Task details –
Single out the lines of the material that contain "allowed" and copy them.

Records to use –

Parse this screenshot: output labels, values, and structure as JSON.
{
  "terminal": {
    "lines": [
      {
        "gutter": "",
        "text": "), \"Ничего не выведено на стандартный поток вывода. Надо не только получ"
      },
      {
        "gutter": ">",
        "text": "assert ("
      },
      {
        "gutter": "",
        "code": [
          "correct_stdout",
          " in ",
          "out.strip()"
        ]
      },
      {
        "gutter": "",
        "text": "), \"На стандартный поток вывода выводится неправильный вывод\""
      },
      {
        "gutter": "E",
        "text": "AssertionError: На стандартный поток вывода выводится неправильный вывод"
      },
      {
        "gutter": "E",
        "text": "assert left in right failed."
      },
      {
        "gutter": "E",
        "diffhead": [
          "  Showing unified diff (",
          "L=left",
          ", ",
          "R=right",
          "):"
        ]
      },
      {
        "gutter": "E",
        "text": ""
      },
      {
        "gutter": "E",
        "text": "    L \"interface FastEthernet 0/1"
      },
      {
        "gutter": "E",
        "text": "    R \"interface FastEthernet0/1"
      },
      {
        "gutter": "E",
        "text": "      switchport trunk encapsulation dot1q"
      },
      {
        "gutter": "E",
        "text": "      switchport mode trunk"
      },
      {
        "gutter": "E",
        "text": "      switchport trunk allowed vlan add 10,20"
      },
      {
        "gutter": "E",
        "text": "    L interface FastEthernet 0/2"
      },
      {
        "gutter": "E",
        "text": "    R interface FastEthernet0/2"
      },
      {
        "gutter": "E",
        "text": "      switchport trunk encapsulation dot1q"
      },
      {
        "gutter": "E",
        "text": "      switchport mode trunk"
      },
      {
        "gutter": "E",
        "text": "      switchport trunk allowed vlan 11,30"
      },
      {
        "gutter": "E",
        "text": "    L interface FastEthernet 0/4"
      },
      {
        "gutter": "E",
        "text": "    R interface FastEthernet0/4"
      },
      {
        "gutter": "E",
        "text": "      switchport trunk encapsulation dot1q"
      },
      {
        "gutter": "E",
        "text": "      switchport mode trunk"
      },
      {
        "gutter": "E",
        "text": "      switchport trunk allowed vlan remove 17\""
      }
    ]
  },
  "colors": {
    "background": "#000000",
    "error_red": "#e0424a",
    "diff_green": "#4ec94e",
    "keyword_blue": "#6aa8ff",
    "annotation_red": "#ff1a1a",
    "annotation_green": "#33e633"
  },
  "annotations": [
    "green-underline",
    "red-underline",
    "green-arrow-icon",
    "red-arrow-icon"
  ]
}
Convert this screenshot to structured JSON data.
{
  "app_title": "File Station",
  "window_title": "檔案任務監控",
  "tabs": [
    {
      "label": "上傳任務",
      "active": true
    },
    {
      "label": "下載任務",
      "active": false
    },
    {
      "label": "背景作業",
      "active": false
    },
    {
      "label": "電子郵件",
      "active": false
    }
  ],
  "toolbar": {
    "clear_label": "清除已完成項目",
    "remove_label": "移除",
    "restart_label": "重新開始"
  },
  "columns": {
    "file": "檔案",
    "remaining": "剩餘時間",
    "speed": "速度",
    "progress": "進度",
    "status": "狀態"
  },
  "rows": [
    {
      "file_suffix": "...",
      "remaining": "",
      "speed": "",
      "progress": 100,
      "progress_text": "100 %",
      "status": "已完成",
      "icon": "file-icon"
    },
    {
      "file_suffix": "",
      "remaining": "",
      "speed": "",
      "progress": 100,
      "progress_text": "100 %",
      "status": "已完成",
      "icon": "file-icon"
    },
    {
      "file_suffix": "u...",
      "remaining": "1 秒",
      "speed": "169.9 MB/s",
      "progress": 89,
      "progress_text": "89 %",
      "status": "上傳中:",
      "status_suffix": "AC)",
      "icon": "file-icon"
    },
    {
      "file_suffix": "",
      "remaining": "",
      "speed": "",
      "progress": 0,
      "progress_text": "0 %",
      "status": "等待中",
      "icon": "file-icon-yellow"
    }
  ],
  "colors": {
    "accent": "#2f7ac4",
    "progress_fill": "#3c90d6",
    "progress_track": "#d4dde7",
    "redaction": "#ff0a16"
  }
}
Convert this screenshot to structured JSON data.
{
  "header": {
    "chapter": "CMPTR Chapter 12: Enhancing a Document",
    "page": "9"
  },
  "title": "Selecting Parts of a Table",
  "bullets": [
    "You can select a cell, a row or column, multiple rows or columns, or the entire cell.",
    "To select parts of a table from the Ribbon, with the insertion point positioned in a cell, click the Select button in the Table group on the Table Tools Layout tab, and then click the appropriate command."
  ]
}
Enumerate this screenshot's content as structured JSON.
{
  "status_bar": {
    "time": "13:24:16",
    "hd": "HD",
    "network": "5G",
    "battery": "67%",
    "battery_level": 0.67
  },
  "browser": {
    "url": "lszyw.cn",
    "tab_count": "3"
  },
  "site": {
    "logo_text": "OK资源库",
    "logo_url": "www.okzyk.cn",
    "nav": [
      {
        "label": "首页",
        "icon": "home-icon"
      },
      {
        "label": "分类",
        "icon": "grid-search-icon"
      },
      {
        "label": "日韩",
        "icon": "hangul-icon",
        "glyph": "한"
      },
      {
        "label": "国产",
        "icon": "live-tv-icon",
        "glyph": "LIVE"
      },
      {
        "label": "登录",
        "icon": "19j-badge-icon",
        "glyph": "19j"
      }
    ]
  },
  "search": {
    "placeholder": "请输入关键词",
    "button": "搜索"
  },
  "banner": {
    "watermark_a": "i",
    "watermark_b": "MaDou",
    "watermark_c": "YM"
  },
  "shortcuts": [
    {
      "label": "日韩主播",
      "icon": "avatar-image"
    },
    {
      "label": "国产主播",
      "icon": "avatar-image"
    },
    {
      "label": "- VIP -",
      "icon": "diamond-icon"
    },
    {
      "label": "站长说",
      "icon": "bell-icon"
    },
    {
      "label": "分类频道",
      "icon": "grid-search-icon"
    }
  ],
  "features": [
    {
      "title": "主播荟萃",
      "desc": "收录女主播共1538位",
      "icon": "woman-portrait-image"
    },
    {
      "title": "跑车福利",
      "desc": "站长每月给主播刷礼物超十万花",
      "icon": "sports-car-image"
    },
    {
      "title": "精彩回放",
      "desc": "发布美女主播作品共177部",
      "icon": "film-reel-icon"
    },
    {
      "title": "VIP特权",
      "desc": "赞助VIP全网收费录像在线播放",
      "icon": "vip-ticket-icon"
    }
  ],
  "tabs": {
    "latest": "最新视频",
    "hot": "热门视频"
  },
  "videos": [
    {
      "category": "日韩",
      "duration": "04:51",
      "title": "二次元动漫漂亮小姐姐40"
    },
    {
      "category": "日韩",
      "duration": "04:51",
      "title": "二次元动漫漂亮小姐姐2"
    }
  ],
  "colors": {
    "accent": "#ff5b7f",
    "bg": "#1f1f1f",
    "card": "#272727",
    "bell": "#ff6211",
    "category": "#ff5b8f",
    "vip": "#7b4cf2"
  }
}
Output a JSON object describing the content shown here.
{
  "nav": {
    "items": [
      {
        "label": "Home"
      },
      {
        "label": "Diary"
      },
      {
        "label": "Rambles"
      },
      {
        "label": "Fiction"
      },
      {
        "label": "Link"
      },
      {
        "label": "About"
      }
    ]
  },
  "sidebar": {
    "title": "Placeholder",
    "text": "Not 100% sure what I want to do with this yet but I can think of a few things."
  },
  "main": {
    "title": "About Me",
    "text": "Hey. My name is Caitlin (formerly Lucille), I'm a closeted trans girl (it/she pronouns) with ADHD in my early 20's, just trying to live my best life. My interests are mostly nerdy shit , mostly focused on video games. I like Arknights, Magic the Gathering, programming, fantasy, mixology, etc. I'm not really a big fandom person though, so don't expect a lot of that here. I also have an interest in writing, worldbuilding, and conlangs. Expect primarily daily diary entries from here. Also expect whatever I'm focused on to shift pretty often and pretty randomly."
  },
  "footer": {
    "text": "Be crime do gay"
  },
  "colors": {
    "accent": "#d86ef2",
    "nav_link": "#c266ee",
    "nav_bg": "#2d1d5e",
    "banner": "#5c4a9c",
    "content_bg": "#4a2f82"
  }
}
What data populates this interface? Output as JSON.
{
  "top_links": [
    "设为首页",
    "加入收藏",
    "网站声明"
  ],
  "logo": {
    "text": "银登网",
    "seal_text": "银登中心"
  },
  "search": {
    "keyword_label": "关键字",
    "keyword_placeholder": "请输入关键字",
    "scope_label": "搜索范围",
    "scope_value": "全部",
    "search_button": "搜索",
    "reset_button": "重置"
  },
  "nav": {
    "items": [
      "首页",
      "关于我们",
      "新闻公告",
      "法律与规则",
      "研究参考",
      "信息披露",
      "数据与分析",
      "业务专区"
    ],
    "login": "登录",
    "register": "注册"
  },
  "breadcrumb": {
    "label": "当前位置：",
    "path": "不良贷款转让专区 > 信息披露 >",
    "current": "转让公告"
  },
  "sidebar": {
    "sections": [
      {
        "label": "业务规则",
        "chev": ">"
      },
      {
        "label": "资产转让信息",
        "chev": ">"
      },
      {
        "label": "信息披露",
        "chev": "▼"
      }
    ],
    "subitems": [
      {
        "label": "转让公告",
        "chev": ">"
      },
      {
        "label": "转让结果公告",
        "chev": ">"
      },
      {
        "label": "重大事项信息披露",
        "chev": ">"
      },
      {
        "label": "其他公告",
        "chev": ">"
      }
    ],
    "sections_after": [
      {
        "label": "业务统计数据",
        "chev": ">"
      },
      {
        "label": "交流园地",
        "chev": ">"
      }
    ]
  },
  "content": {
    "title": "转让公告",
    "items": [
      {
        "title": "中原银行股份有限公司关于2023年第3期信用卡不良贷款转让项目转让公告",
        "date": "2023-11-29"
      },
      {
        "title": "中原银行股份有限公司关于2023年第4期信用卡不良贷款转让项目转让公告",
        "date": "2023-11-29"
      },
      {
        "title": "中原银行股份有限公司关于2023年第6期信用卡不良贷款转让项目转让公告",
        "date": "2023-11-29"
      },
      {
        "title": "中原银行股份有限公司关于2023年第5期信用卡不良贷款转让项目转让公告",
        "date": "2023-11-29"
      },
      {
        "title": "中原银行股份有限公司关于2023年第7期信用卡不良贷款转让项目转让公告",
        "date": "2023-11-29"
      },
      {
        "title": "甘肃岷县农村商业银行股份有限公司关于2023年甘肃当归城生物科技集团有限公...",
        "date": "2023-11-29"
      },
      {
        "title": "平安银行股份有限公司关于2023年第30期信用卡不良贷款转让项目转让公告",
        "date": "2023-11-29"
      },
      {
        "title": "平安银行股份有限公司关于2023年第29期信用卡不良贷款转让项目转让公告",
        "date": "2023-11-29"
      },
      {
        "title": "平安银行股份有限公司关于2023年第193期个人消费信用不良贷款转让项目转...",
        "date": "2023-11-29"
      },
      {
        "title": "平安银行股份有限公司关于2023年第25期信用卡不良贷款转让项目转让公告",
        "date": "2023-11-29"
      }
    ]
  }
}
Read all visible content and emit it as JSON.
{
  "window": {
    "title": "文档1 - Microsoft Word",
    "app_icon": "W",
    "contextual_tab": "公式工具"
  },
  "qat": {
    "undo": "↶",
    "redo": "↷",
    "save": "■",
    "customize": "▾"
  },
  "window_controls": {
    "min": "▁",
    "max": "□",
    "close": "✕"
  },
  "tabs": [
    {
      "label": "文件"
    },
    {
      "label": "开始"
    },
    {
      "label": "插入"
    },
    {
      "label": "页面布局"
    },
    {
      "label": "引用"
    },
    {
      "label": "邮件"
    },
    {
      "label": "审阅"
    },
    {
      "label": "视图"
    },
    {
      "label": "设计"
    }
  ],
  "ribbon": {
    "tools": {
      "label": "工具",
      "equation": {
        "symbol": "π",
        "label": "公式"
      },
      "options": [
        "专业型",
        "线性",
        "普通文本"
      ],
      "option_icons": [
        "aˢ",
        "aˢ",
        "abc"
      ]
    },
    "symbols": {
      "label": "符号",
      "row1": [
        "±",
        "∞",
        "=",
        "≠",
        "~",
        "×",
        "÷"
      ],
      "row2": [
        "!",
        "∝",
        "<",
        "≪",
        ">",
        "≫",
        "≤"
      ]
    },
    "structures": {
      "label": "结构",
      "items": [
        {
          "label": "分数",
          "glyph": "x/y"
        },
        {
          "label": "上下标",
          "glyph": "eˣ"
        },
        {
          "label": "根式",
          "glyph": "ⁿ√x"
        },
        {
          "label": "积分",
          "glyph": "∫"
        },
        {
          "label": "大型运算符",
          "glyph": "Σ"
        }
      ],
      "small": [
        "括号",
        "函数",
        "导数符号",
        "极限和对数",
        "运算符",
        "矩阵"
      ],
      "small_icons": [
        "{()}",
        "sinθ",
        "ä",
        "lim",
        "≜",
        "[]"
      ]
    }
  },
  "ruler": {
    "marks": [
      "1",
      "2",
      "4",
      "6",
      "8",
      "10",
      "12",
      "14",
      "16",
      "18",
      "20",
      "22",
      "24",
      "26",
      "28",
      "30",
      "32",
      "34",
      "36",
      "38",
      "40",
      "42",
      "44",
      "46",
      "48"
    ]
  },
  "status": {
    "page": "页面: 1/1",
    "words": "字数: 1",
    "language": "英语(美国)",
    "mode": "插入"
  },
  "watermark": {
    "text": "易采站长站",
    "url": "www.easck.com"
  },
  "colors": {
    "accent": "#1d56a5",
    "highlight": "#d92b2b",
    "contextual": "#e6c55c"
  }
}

Worked answer –
        "text": "      switchport trunk allowed vlan add 10,20"
        "text": "      switchport trunk allowed vlan 11,30"
        "text": "      switchport trunk allowed vlan remove 17\""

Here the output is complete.